**Recorded data**

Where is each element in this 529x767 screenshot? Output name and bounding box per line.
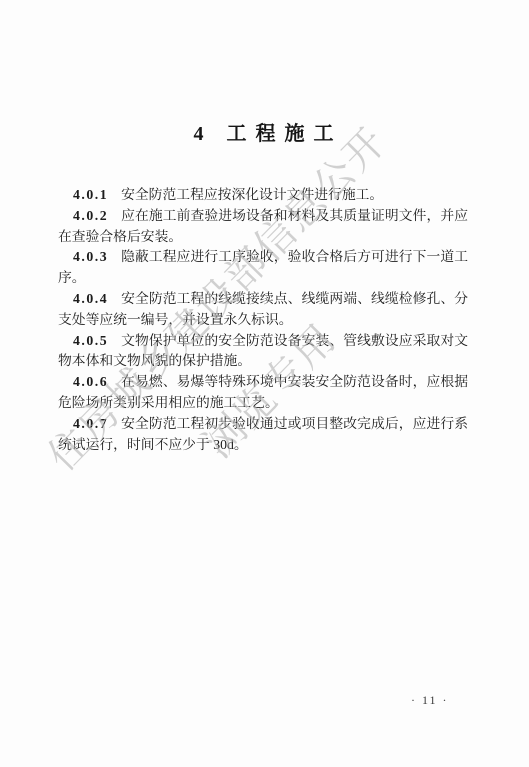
clause-text: 隐蔽工程应进行工序验收，验收合格后方可进行下一道工序。 [58, 249, 468, 285]
clause-4-0-6: 4.0.6在易燃、易爆等特殊环境中安装安全防范设备时，应根据危险场所类别采用相应… [58, 372, 468, 414]
clause-number: 4.0.2 [58, 208, 108, 223]
clause-4-0-3: 4.0.3隐蔽工程应进行工序验收，验收合格后方可进行下一道工序。 [58, 247, 468, 289]
clause-text: 安全防范工程应按深化设计文件进行施工。 [121, 187, 383, 202]
clause-text: 安全防范工程初步验收通过或项目整改完成后，应进行系统试运行，时间不应少于 30d… [58, 416, 468, 452]
clause-number: 4.0.7 [58, 416, 108, 431]
clause-text: 文物保护单位的安全防范设备安装、管线敷设应采取对文物本体和文物风貌的保护措施。 [58, 333, 468, 369]
clause-4-0-1: 4.0.1安全防范工程应按深化设计文件进行施工。 [58, 185, 468, 206]
clause-text: 应在施工前查验进场设备和材料及其质量证明文件，并应在查验合格后安装。 [58, 208, 468, 244]
chapter-title: 4 工 程 施 工 [0, 117, 529, 146]
clause-text: 安全防范工程的线缆接续点、线缆两端、线缆检修孔、分支处等应统一编号，并设置永久标… [58, 291, 468, 327]
clause-number: 4.0.3 [58, 249, 108, 264]
clause-number: 4.0.5 [58, 333, 108, 348]
clause-number: 4.0.1 [58, 187, 108, 202]
clause-number: 4.0.6 [58, 374, 108, 389]
page-number: · 11 · [411, 693, 449, 708]
document-page: 住房城乡建设部信息公开 浏览专用 4 工 程 施 工 4.0.1安全防范工程应按… [0, 0, 529, 767]
clause-list: 4.0.1安全防范工程应按深化设计文件进行施工。 4.0.2应在施工前查验进场设… [58, 185, 468, 455]
clause-4-0-4: 4.0.4安全防范工程的线缆接续点、线缆两端、线缆检修孔、分支处等应统一编号，并… [58, 289, 468, 331]
clause-4-0-2: 4.0.2应在施工前查验进场设备和材料及其质量证明文件，并应在查验合格后安装。 [58, 206, 468, 248]
clause-4-0-5: 4.0.5文物保护单位的安全防范设备安装、管线敷设应采取对文物本体和文物风貌的保… [58, 331, 468, 373]
clause-4-0-7: 4.0.7安全防范工程初步验收通过或项目整改完成后，应进行系统试运行，时间不应少… [58, 414, 468, 456]
clause-number: 4.0.4 [58, 291, 108, 306]
clause-text: 在易燃、易爆等特殊环境中安装安全防范设备时，应根据危险场所类别采用相应的施工工艺… [58, 374, 468, 410]
chapter-number: 4 [194, 123, 204, 145]
chapter-name: 工 程 施 工 [227, 123, 336, 145]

**Set task**
Reproduce each of the rows above verbatim, omitting the picture.

**Exercise output**
Where is each element in this 529x767 screenshot? Output name and bounding box per line.
clause-text: 隐蔽工程应进行工序验收，验收合格后方可进行下一道工序。 [58, 249, 468, 285]
clause-4-0-6: 4.0.6在易燃、易爆等特殊环境中安装安全防范设备时，应根据危险场所类别采用相应… [58, 372, 468, 414]
clause-number: 4.0.2 [58, 208, 108, 223]
clause-4-0-3: 4.0.3隐蔽工程应进行工序验收，验收合格后方可进行下一道工序。 [58, 247, 468, 289]
clause-text: 安全防范工程应按深化设计文件进行施工。 [121, 187, 383, 202]
clause-text: 安全防范工程初步验收通过或项目整改完成后，应进行系统试运行，时间不应少于 30d… [58, 416, 468, 452]
clause-number: 4.0.7 [58, 416, 108, 431]
clause-text: 文物保护单位的安全防范设备安装、管线敷设应采取对文物本体和文物风貌的保护措施。 [58, 333, 468, 369]
clause-4-0-1: 4.0.1安全防范工程应按深化设计文件进行施工。 [58, 185, 468, 206]
clause-text: 应在施工前查验进场设备和材料及其质量证明文件，并应在查验合格后安装。 [58, 208, 468, 244]
chapter-title: 4 工 程 施 工 [0, 117, 529, 146]
clause-text: 安全防范工程的线缆接续点、线缆两端、线缆检修孔、分支处等应统一编号，并设置永久标… [58, 291, 468, 327]
clause-number: 4.0.3 [58, 249, 108, 264]
clause-number: 4.0.5 [58, 333, 108, 348]
clause-number: 4.0.1 [58, 187, 108, 202]
clause-number: 4.0.6 [58, 374, 108, 389]
page-number: · 11 · [411, 693, 449, 708]
document-page: 住房城乡建设部信息公开 浏览专用 4 工 程 施 工 4.0.1安全防范工程应按… [0, 0, 529, 767]
clause-list: 4.0.1安全防范工程应按深化设计文件进行施工。 4.0.2应在施工前查验进场设… [58, 185, 468, 455]
clause-4-0-4: 4.0.4安全防范工程的线缆接续点、线缆两端、线缆检修孔、分支处等应统一编号，并… [58, 289, 468, 331]
clause-4-0-2: 4.0.2应在施工前查验进场设备和材料及其质量证明文件，并应在查验合格后安装。 [58, 206, 468, 248]
clause-4-0-5: 4.0.5文物保护单位的安全防范设备安装、管线敷设应采取对文物本体和文物风貌的保… [58, 331, 468, 373]
clause-4-0-7: 4.0.7安全防范工程初步验收通过或项目整改完成后，应进行系统试运行，时间不应少… [58, 414, 468, 456]
clause-number: 4.0.4 [58, 291, 108, 306]
clause-text: 在易燃、易爆等特殊环境中安装安全防范设备时，应根据危险场所类别采用相应的施工工艺… [58, 374, 468, 410]
chapter-number: 4 [194, 123, 204, 145]
chapter-name: 工 程 施 工 [227, 123, 336, 145]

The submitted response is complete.